Extrait retenu -
--------------------------------
À leur arrivée dans la
capitale, le petit groupe de chrétiens
consulté décida d'envoyer tout
d'abord Andrianilaina et un autre fidèle
à Tamatave, afin de s'aboucher avec M.
Johns, tandis que Rafaravavy et Razafy se
séparaient : cette dernière
pouvait aller et venir librement, tandis que
Rafaravavy dut se cacher avec le plus grand soin,
enfermée dans une petite
pièce.
Au bout de quinze jours, pourtant, elle
faillit tomber entre les mains des
émissaires royaux. Un beau jour, quinze
à vingt envoyés de la Reine
envahirent la maison où elle se trouvait, la
souveraine ayant manifesté l'intention
d'acheter l'immeuble. Ils parcoururent toutes les
pièces et parvinrent à la fin
à celle où se
cachait Rafaravavy ; ils ouvrirent la
porte : Rafaravavy la referma vivement. Le
propriétaire de l'immeuble devint
blême de terreur. Les envoyés de la
Reine s'en aperçurent et se
murmurèrent l'un à l'autre.
« C'est là sûrement qu'il a
enfermé son idole. » Ils se
retirèrent alors un instant pour permettre
au propriétaire, dirent-ils, de faire sortir
son amulette. Rafaravavy profita de ce court
instant pour enjamber la fenêtre et le mur
d'enceinte de la case. Les visiteurs revinrent
jeter un coup d'oeil dans la pièce qui
renfermait l'idole, mais celle-ci n'y était
plus, elle s'était enfuie.
Rasoamaka, Ratsarahomba et
Andrianomanana étaient toujours dans leurs
bois : ils n'avaient pas tellement à
redouter les espions que la famine. Ils finirent
donc par revenir en ville chercher des vivres.
--------------------------------
Tâches à faire -
**A)** Répondez à ces questions d'après l'extrait :
(i) Dans quelle ville Andrianilaina et un autre fidèle furent-ils envoyés ?
(ii) Combien d'envoyés de la Reine envahirent la maison où se trouvait Rafaravavy ?
(iii) Pour quelle raison Rasoamaka, Ratsarahomba et Andrianomanana revinrent-ils en ville ?
**B)** Veuillez dresser la liste de toutes les personnes que l'extrait désigne par leur nom.
Les items n'interviennent en rien ici.

Enregistrements d'un jeu de données -
--------------------------------
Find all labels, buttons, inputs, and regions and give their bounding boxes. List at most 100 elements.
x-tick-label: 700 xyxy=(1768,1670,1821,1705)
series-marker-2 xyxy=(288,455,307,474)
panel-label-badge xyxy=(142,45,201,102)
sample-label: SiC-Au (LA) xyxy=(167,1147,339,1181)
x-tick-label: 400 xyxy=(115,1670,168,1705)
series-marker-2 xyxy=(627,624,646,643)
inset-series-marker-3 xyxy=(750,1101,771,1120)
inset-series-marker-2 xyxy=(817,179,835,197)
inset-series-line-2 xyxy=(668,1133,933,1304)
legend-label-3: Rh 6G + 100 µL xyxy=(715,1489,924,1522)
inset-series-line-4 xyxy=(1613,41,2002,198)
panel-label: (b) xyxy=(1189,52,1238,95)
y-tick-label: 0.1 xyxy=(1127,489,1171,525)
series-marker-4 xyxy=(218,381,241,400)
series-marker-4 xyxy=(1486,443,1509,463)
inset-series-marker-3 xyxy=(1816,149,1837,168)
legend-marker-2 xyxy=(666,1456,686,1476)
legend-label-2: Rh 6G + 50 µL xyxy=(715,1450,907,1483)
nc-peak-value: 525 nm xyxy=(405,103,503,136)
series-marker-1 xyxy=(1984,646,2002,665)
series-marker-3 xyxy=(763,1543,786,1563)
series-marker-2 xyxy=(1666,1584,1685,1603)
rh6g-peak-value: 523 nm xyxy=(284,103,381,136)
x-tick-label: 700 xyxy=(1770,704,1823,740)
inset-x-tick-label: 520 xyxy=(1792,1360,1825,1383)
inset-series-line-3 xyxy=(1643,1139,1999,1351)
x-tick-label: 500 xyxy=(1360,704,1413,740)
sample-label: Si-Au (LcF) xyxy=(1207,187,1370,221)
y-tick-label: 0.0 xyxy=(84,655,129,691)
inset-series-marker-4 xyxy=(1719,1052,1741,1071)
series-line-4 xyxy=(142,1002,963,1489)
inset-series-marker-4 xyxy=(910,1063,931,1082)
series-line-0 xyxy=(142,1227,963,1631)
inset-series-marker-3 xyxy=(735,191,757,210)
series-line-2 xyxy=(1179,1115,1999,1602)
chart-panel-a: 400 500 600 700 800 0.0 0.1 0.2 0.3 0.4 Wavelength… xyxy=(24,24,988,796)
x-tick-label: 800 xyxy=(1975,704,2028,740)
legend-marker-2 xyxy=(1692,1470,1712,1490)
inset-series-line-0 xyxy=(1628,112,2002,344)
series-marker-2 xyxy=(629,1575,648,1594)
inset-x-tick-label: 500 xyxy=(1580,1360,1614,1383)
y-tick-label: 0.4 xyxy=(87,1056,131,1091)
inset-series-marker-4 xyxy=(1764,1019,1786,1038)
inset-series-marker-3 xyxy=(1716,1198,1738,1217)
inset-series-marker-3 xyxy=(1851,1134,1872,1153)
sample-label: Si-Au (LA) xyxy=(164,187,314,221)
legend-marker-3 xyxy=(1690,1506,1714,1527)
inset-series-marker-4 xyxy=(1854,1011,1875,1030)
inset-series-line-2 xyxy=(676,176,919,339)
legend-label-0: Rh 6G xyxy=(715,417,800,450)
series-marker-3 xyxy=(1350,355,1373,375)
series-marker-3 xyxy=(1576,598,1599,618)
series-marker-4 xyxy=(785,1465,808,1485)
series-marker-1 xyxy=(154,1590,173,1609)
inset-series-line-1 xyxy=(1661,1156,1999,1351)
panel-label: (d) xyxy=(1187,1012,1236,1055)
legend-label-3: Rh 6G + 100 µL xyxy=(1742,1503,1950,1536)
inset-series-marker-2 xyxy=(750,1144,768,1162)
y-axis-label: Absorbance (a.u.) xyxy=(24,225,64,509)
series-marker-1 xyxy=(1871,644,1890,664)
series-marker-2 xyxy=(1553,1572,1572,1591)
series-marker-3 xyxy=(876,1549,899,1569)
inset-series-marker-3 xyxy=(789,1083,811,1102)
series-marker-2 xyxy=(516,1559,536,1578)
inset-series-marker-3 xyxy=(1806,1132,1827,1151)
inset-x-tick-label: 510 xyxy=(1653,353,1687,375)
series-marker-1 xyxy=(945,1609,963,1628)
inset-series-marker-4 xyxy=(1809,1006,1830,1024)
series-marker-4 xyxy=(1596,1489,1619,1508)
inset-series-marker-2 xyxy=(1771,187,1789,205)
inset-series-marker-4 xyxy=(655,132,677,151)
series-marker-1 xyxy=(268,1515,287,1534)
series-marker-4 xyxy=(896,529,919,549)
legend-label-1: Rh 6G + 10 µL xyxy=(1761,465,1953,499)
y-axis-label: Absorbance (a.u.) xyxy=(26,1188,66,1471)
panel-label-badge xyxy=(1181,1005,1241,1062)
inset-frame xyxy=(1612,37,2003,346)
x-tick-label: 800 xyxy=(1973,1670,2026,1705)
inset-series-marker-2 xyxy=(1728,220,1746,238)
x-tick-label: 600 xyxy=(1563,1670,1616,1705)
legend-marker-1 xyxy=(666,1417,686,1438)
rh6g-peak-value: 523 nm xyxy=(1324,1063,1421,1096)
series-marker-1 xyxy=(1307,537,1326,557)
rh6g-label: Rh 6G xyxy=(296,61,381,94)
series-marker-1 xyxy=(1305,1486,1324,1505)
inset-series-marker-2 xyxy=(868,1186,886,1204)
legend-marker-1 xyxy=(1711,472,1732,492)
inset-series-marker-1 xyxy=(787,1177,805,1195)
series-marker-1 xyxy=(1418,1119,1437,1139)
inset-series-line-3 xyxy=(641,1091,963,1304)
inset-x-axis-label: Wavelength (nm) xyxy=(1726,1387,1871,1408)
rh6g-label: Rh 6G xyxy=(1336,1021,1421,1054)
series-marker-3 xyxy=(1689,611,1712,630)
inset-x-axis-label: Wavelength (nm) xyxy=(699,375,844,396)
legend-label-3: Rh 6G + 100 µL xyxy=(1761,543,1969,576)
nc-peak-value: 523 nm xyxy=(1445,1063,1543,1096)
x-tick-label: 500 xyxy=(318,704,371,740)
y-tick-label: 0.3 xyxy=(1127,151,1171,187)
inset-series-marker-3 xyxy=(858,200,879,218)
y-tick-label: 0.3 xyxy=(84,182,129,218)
--------------------------------
Réponses dans l'ordre -
**A)**
(i) À Tamatave.
(ii) Quinze à vingt.
(iii) Pour y chercher des vivres.

**B)** Andrianilaina, M. Johns, Rafaravavy, Razafy, Rasoamaka, Ratsarahomba, Andrianomanana